Dataset items
##############################

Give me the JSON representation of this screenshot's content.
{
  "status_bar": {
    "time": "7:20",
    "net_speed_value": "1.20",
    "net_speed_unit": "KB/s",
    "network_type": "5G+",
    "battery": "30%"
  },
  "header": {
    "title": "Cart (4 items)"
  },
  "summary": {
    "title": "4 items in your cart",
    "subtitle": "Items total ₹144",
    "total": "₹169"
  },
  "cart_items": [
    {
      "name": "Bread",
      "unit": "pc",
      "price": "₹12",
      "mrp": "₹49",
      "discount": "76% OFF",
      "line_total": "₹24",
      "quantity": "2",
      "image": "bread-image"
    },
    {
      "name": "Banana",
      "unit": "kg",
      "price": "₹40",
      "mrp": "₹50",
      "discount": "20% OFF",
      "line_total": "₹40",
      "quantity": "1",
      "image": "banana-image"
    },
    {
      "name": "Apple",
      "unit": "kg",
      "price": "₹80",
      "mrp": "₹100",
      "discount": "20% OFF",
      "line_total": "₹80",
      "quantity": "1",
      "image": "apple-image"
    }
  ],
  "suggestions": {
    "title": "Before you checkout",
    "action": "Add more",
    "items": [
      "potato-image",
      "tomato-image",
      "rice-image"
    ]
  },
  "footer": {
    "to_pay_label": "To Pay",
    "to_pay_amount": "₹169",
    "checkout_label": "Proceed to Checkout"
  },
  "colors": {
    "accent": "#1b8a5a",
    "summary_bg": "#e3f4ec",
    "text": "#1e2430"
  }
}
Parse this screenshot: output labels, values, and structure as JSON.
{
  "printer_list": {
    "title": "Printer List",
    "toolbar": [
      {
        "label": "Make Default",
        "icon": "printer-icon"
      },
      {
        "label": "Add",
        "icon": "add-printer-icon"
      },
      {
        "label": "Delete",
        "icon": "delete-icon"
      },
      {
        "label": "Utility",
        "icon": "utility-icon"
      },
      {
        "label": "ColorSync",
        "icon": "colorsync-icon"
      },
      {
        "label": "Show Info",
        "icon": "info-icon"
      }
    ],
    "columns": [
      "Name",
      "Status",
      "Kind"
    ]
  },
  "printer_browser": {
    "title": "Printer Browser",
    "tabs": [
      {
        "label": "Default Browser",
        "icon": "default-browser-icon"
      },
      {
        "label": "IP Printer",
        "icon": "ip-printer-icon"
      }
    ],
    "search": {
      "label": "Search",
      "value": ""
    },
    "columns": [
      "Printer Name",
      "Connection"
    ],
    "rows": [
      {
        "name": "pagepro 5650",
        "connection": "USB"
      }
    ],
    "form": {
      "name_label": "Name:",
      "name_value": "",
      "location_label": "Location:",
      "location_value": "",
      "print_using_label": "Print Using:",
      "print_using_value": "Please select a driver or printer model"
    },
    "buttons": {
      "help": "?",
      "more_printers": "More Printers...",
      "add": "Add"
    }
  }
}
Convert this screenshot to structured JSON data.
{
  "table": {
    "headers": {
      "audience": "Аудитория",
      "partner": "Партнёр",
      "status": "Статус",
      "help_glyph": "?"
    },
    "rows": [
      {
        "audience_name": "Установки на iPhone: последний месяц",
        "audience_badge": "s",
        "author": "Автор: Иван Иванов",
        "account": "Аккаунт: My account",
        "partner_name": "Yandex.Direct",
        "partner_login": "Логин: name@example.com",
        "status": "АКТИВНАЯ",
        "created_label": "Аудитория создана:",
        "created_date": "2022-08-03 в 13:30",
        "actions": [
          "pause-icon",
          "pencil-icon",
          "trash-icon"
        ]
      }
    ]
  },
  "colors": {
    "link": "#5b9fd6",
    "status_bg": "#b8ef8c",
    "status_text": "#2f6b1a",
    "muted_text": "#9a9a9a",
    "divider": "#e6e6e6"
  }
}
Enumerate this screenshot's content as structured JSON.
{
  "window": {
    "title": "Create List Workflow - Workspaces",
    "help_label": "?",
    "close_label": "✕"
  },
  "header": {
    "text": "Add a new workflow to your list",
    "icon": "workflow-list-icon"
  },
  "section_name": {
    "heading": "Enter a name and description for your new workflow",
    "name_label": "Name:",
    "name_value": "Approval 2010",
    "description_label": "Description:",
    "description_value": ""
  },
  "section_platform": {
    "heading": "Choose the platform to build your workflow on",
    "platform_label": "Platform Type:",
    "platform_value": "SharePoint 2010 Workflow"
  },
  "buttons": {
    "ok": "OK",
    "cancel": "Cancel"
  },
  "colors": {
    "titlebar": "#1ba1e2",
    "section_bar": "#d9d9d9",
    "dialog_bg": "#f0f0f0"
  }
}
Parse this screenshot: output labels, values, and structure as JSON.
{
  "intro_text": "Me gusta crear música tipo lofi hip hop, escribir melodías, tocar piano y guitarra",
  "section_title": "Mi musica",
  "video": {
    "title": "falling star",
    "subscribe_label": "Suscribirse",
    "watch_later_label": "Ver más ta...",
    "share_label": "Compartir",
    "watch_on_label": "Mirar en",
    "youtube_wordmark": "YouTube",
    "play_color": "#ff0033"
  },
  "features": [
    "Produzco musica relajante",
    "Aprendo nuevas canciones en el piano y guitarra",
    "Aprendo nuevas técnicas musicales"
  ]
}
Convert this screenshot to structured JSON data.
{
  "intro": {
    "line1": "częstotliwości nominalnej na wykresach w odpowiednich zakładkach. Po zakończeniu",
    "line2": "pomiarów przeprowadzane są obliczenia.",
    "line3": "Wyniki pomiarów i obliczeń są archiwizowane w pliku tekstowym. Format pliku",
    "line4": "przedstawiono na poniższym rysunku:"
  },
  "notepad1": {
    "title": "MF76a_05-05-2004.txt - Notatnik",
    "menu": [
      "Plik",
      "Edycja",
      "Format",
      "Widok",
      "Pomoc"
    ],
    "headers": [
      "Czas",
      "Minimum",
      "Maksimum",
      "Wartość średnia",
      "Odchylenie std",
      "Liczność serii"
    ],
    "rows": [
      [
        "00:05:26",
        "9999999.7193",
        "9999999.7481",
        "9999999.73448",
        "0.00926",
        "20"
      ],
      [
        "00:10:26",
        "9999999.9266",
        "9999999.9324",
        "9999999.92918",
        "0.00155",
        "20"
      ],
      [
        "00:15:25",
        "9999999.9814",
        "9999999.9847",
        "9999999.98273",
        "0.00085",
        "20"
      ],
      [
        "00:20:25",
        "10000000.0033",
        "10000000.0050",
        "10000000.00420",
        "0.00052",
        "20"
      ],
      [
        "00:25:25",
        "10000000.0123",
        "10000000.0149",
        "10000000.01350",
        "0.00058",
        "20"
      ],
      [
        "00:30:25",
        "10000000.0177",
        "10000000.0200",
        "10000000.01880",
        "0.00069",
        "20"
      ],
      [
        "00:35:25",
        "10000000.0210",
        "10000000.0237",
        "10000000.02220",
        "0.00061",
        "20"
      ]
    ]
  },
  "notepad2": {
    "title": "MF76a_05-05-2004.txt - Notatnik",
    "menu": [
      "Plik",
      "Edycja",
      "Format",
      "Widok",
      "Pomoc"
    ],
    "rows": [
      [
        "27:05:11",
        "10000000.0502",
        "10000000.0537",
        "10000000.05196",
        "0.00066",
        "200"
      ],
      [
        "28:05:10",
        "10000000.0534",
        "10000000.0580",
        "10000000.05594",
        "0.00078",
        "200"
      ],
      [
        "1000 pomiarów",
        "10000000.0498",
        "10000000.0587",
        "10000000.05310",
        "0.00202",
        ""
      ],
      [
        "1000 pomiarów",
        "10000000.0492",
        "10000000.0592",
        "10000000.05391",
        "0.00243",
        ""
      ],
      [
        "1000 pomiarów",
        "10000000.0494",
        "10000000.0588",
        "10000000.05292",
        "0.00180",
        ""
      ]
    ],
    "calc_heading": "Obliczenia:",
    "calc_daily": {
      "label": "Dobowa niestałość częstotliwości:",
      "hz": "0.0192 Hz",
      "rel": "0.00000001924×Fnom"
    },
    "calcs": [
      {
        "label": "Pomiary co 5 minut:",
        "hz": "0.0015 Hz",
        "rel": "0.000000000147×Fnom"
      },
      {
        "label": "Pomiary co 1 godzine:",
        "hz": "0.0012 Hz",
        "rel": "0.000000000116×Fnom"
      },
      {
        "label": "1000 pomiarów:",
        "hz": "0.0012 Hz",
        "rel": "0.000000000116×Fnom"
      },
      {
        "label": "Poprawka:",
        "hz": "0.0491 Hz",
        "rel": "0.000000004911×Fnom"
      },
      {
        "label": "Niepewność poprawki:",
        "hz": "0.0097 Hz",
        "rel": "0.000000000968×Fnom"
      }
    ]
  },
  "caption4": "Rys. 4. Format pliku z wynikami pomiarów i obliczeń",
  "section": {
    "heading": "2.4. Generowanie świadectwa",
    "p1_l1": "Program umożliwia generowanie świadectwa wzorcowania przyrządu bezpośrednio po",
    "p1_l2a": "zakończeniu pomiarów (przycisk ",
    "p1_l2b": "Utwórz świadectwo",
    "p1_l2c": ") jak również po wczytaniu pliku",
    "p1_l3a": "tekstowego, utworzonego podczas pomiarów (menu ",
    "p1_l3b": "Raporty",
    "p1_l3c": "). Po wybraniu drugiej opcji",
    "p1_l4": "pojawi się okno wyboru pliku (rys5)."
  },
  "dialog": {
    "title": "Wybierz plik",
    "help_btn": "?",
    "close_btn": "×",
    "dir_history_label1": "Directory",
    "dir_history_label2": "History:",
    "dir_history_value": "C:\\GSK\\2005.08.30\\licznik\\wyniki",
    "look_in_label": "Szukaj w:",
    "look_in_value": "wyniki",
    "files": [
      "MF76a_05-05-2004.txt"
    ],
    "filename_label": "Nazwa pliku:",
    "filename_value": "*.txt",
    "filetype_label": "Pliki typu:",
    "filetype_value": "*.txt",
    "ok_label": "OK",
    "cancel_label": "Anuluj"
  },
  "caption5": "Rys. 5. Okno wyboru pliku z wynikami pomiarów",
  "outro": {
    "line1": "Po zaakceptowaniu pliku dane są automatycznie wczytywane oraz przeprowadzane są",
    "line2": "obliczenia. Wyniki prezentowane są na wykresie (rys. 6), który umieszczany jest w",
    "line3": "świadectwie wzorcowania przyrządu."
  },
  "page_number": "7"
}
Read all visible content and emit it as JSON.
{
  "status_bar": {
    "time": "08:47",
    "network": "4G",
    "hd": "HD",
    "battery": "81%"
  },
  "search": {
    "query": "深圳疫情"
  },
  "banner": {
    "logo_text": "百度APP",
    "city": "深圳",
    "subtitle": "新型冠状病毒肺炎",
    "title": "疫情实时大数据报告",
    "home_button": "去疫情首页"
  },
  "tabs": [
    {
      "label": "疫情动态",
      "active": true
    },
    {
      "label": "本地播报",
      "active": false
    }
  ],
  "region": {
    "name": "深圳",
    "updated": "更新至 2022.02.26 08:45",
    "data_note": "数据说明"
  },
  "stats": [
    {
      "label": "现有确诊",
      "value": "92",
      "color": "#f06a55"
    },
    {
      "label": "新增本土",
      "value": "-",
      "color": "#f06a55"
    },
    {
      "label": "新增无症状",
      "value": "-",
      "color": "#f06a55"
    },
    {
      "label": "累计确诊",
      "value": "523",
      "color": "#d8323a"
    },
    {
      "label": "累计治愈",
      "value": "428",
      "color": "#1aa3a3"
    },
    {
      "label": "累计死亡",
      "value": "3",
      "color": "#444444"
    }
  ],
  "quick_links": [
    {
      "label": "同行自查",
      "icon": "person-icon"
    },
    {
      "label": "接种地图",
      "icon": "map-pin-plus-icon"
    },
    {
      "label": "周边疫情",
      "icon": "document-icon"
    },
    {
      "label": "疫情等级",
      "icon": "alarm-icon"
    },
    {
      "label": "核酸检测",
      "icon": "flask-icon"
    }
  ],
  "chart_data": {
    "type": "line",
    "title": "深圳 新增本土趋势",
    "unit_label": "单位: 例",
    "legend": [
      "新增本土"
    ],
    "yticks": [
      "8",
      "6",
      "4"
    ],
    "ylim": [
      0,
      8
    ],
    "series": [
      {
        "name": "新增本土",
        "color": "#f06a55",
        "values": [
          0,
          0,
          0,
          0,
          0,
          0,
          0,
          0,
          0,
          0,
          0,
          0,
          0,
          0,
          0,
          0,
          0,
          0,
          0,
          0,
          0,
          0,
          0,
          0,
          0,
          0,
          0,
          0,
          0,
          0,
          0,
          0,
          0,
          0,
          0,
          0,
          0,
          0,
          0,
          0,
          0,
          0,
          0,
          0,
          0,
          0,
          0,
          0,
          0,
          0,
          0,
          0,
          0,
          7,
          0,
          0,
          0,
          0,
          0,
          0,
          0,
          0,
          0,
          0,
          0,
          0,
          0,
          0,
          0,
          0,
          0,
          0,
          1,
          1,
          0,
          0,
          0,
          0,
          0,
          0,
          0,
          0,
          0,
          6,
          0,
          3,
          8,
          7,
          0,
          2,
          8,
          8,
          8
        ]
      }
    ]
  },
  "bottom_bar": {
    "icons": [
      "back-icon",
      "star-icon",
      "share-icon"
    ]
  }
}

##############################

Count every line above that holds the string "content" and give the total, nothing more.

3